## [Given task]
Quote the whole listing exactly. Leave the pictures out of your copy.

(Items from a figure collection)
○ ○ ○ ○

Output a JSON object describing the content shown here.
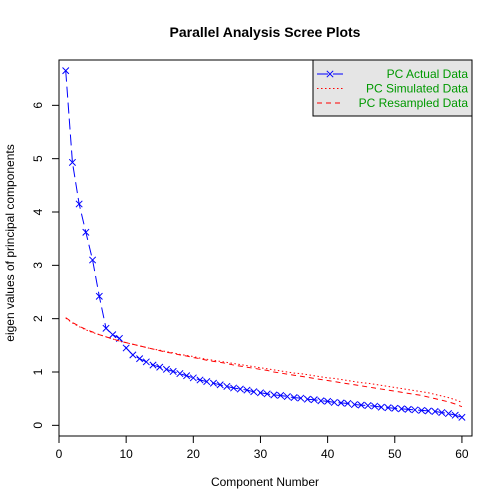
{
  "chart_data": {
    "type": "line",
    "title": "Parallel Analysis Scree Plots",
    "xlabel": "Component Number",
    "ylabel": "eigen values of principal components",
    "xlim": [
      0,
      61.5
    ],
    "ylim": [
      -0.2,
      6.85
    ],
    "x_ticks": [
      "0",
      "10",
      "20",
      "30",
      "40",
      "50",
      "60"
    ],
    "y_ticks": [
      "0",
      "1",
      "2",
      "3",
      "4",
      "5",
      "6"
    ],
    "grid": false,
    "legend_position": "top-right",
    "legend_fill": "#e5e5e5",
    "colors": {
      "actual": "#0000ff",
      "simulated": "#ff0000",
      "resampled": "#ff0000"
    },
    "x": [
      1,
      2,
      3,
      4,
      5,
      6,
      7,
      8,
      9,
      10,
      11,
      12,
      13,
      14,
      15,
      16,
      17,
      18,
      19,
      20,
      21,
      22,
      23,
      24,
      25,
      26,
      27,
      28,
      29,
      30,
      31,
      32,
      33,
      34,
      35,
      36,
      37,
      38,
      39,
      40,
      41,
      42,
      43,
      44,
      45,
      46,
      47,
      48,
      49,
      50,
      51,
      52,
      53,
      54,
      55,
      56,
      57,
      58,
      59,
      60
    ],
    "series": [
      {
        "name": "PC  Actual Data",
        "line_style": "longdash",
        "marker": "x",
        "values": [
          6.65,
          4.93,
          4.15,
          3.62,
          3.1,
          2.42,
          1.82,
          1.7,
          1.63,
          1.45,
          1.32,
          1.25,
          1.19,
          1.13,
          1.09,
          1.05,
          1.01,
          0.97,
          0.93,
          0.89,
          0.85,
          0.82,
          0.79,
          0.76,
          0.73,
          0.7,
          0.68,
          0.66,
          0.63,
          0.61,
          0.59,
          0.57,
          0.56,
          0.54,
          0.52,
          0.51,
          0.49,
          0.48,
          0.46,
          0.45,
          0.43,
          0.42,
          0.41,
          0.39,
          0.38,
          0.37,
          0.36,
          0.34,
          0.33,
          0.32,
          0.31,
          0.3,
          0.29,
          0.28,
          0.27,
          0.26,
          0.24,
          0.22,
          0.19,
          0.15
        ]
      },
      {
        "name": "PC  Simulated Data",
        "line_style": "dotted",
        "marker": "",
        "values": [
          2.01,
          1.92,
          1.85,
          1.79,
          1.74,
          1.7,
          1.66,
          1.62,
          1.58,
          1.55,
          1.52,
          1.49,
          1.46,
          1.43,
          1.41,
          1.38,
          1.36,
          1.33,
          1.31,
          1.29,
          1.26,
          1.24,
          1.22,
          1.2,
          1.18,
          1.16,
          1.14,
          1.12,
          1.1,
          1.08,
          1.06,
          1.04,
          1.02,
          1.0,
          0.98,
          0.97,
          0.95,
          0.93,
          0.91,
          0.89,
          0.88,
          0.86,
          0.84,
          0.82,
          0.8,
          0.79,
          0.77,
          0.75,
          0.73,
          0.71,
          0.69,
          0.67,
          0.65,
          0.63,
          0.61,
          0.58,
          0.55,
          0.52,
          0.48,
          0.43
        ]
      },
      {
        "name": "PC  Resampled Data",
        "line_style": "dashed",
        "marker": "",
        "values": [
          2.02,
          1.93,
          1.86,
          1.8,
          1.75,
          1.7,
          1.66,
          1.62,
          1.58,
          1.55,
          1.52,
          1.49,
          1.46,
          1.43,
          1.4,
          1.37,
          1.35,
          1.32,
          1.3,
          1.27,
          1.25,
          1.22,
          1.2,
          1.18,
          1.16,
          1.13,
          1.11,
          1.09,
          1.07,
          1.05,
          1.03,
          1.0,
          0.98,
          0.96,
          0.94,
          0.92,
          0.9,
          0.88,
          0.86,
          0.84,
          0.82,
          0.8,
          0.78,
          0.76,
          0.74,
          0.72,
          0.7,
          0.68,
          0.66,
          0.64,
          0.62,
          0.6,
          0.58,
          0.56,
          0.53,
          0.5,
          0.47,
          0.44,
          0.4,
          0.35
        ]
      }
    ]
  }
}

○ ○ ○ ○

## [Expected answer]
Output a JSON object describing the content shown here.
{
  "chart_data": {
    "type": "line",
    "title": "Parallel Analysis Scree Plots",
    "xlabel": "Component Number",
    "ylabel": "eigen values of principal components",
    "xlim": [
      0,
      61.5
    ],
    "ylim": [
      -0.2,
      6.85
    ],
    "x_ticks": [
      "0",
      "10",
      "20",
      "30",
      "40",
      "50",
      "60"
    ],
    "y_ticks": [
      "0",
      "1",
      "2",
      "3",
      "4",
      "5",
      "6"
    ],
    "grid": false,
    "legend_position": "top-right",
    "legend_fill": "#e5e5e5",
    "colors": {
      "actual": "#0000ff",
      "simulated": "#ff0000",
      "resampled": "#ff0000"
    },
    "x": [
      1,
      2,
      3,
      4,
      5,
      6,
      7,
      8,
      9,
      10,
      11,
      12,
      13,
      14,
      15,
      16,
      17,
      18,
      19,
      20,
      21,
      22,
      23,
      24,
      25,
      26,
      27,
      28,
      29,
      30,
      31,
      32,
      33,
      34,
      35,
      36,
      37,
      38,
      39,
      40,
      41,
      42,
      43,
      44,
      45,
      46,
      47,
      48,
      49,
      50,
      51,
      52,
      53,
      54,
      55,
      56,
      57,
      58,
      59,
      60
    ],
    "series": [
      {
        "name": "PC  Actual Data",
        "line_style": "longdash",
        "marker": "x",
        "values": [
          6.65,
          4.93,
          4.15,
          3.62,
          3.1,
          2.42,
          1.82,
          1.7,
          1.63,
          1.45,
          1.32,
          1.25,
          1.19,
          1.13,
          1.09,
          1.05,
          1.01,
          0.97,
          0.93,
          0.89,
          0.85,
          0.82,
          0.79,
          0.76,
          0.73,
          0.7,
          0.68,
          0.66,
          0.63,
          0.61,
          0.59,
          0.57,
          0.56,
          0.54,
          0.52,
          0.51,
          0.49,
          0.48,
          0.46,
          0.45,
          0.43,
          0.42,
          0.41,
          0.39,
          0.38,
          0.37,
          0.36,
          0.34,
          0.33,
          0.32,
          0.31,
          0.3,
          0.29,
          0.28,
          0.27,
          0.26,
          0.24,
          0.22,
          0.19,
          0.15
        ]
      },
      {
        "name": "PC  Simulated Data",
        "line_style": "dotted",
        "marker": "",
        "values": [
          2.01,
          1.92,
          1.85,
          1.79,
          1.74,
          1.7,
          1.66,
          1.62,
          1.58,
          1.55,
          1.52,
          1.49,
          1.46,
          1.43,
          1.41,
          1.38,
          1.36,
          1.33,
          1.31,
          1.29,
          1.26,
          1.24,
          1.22,
          1.2,
          1.18,
          1.16,
          1.14,
          1.12,
          1.1,
          1.08,
          1.06,
          1.04,
          1.02,
          1.0,
          0.98,
          0.97,
          0.95,
          0.93,
          0.91,
          0.89,
          0.88,
          0.86,
          0.84,
          0.82,
          0.8,
          0.79,
          0.77,
          0.75,
          0.73,
          0.71,
          0.69,
          0.67,
          0.65,
          0.63,
          0.61,
          0.58,
          0.55,
          0.52,
          0.48,
          0.43
        ]
      },
      {
        "name": "PC  Resampled Data",
        "line_style": "dashed",
        "marker": "",
        "values": [
          2.02,
          1.93,
          1.86,
          1.8,
          1.75,
          1.7,
          1.66,
          1.62,
          1.58,
          1.55,
          1.52,
          1.49,
          1.46,
          1.43,
          1.4,
          1.37,
          1.35,
          1.32,
          1.3,
          1.27,
          1.25,
          1.22,
          1.2,
          1.18,
          1.16,
          1.13,
          1.11,
          1.09,
          1.07,
          1.05,
          1.03,
          1.0,
          0.98,
          0.96,
          0.94,
          0.92,
          0.9,
          0.88,
          0.86,
          0.84,
          0.82,
          0.8,
          0.78,
          0.76,
          0.74,
          0.72,
          0.7,
          0.68,
          0.66,
          0.64,
          0.62,
          0.6,
          0.58,
          0.56,
          0.53,
          0.5,
          0.47,
          0.44,
          0.4,
          0.35
        ]
      }
    ]
  }
}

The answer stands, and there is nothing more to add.